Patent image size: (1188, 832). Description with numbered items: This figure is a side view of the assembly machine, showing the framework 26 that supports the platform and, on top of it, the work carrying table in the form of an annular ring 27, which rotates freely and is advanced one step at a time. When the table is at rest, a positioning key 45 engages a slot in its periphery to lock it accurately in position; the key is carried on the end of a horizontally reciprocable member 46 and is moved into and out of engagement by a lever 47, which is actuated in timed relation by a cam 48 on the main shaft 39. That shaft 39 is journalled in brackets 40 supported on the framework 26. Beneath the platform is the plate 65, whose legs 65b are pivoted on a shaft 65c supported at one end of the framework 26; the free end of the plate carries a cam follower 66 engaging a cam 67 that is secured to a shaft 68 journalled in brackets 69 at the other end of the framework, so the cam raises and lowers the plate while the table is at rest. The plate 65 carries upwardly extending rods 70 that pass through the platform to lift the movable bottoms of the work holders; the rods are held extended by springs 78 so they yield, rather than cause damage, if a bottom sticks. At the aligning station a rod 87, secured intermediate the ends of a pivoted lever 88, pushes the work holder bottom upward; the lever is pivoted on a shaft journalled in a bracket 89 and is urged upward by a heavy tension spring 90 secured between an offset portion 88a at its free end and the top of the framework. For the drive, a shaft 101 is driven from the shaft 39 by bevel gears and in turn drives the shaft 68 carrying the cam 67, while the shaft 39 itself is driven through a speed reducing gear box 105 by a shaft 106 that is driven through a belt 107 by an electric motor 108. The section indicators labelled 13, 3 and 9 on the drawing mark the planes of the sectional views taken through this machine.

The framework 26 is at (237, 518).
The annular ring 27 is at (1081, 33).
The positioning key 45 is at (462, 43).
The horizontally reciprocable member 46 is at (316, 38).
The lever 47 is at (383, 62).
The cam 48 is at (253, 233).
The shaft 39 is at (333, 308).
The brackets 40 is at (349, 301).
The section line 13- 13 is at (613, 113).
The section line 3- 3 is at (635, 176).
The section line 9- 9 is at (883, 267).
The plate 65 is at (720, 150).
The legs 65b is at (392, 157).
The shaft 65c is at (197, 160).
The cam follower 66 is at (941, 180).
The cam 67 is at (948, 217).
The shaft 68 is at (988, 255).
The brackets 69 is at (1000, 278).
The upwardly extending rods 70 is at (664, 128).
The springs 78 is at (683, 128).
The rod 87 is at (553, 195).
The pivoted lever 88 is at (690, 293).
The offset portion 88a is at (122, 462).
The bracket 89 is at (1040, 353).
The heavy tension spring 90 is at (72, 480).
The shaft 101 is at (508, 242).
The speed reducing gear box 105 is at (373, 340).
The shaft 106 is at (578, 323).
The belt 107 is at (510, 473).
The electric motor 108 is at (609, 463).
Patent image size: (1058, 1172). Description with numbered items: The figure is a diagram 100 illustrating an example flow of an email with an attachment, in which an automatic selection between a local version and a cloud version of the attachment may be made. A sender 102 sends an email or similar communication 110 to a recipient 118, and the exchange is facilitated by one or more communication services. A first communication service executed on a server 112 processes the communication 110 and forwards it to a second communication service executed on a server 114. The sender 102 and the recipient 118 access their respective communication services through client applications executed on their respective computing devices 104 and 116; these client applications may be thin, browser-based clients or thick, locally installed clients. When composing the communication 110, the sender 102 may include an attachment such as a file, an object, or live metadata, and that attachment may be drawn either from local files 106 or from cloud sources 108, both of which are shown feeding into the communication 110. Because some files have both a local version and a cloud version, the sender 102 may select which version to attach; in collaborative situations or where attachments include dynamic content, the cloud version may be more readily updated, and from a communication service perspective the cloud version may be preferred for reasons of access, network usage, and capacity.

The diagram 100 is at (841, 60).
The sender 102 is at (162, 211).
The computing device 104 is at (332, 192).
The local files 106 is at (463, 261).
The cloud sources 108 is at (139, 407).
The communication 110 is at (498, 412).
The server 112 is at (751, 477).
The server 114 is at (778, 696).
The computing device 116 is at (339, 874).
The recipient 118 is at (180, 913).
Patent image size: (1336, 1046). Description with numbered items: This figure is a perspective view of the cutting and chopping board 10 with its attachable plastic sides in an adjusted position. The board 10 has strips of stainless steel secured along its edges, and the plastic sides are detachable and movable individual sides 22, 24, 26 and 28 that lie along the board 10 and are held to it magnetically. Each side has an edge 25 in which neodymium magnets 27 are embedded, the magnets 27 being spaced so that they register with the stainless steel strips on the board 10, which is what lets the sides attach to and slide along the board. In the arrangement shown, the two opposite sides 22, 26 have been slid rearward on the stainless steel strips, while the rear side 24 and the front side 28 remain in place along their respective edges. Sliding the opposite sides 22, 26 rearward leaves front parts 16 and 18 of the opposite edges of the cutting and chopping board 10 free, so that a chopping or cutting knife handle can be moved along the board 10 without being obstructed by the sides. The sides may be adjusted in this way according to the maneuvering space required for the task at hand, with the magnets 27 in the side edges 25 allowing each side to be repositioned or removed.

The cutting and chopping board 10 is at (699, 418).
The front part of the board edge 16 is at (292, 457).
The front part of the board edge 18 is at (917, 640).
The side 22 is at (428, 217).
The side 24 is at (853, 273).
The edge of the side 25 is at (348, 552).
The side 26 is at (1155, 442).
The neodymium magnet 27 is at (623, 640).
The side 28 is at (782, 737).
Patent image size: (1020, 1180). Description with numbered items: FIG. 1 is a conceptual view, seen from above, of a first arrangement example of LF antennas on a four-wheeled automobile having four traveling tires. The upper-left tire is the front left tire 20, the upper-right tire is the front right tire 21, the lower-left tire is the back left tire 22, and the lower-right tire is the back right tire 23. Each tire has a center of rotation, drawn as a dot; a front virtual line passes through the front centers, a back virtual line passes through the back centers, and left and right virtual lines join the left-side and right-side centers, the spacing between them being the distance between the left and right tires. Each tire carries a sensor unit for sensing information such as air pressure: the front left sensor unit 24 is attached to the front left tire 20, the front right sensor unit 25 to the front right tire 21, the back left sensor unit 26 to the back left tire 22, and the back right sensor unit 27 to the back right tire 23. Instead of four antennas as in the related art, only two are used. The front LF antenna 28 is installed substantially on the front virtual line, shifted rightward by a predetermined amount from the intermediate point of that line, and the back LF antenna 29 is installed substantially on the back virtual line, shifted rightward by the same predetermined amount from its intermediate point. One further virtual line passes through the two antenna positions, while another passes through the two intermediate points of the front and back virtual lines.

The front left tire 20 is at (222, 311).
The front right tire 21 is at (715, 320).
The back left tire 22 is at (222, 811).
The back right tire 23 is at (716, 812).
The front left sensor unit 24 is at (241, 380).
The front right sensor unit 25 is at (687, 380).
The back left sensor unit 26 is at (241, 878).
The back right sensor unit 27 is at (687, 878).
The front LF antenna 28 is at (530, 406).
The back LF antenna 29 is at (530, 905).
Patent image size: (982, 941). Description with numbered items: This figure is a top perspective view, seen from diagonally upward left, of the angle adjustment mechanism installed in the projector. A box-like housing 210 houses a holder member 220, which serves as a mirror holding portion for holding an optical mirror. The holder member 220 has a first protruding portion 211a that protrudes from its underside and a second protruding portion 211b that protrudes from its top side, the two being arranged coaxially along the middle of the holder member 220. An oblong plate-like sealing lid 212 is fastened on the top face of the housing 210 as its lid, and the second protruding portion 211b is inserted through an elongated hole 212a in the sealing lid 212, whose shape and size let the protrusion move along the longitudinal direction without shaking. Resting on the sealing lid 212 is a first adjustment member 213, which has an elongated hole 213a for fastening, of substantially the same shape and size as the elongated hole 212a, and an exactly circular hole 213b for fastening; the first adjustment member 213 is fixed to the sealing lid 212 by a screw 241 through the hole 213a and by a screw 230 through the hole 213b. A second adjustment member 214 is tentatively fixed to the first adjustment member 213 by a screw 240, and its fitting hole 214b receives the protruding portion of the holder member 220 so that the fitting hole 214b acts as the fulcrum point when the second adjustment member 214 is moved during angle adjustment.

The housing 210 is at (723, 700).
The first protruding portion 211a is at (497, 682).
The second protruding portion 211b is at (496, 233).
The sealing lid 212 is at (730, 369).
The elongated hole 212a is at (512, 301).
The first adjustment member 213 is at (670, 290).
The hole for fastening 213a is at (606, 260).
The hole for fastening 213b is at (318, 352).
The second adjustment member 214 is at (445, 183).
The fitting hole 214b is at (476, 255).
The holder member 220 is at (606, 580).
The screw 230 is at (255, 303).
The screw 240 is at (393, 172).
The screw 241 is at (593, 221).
----
Short problem
Can you put the data from the line containing "Patent image size: (1058, 1172)." up to and including the line containing "The server 114 is at (778, 696)." into a JSON list of strings, one string per line, with blank lines omitted?

Result for this exercise
[
  "Patent image size: (1058, 1172). Description with numbered items: The figure is a diagram 100 illustrating an example flow of an email with an attachment, in which an automatic selection between a local version and a cloud version of the attachment may be made. A sender 102 sends an email or similar communication 110 to a recipient 118, and the exchange is facilitated by one or more communication services. A first communication service executed on a server 112 processes the communication 110 and forwards it to a second communication service executed on a server 114. The sender 102 and the recipient 118 access their respective communication services through client applications executed on their respective computing devices 104 and 116; these client applications may be thin, browser-based clients or thick, locally installed clients. When composing the communication 110, the sender 102 may include an attachment such as a file, an object, or live metadata, and that attachment may be drawn either from local files 106 or from cloud sources 108, both of which are shown feeding into the communication 110. Because some files have both a local version and a cloud version, the sender 102 may select which version to attach; in collaborative situations or where attachments include dynamic content, the cloud version may be more readily updated, and from a communication service perspective the cloud version may be preferred for reasons of access, network usage, and capacity.",
  "The diagram 100 is at (841, 60).",
  "The sender 102 is at (162, 211).",
  "The computing device 104 is at (332, 192).",
  "The local files 106 is at (463, 261).",
  "The cloud sources 108 is at (139, 407).",
  "The communication 110 is at (498, 412).",
  "The server 112 is at (751, 477).",
  "The server 114 is at (778, 696)."
]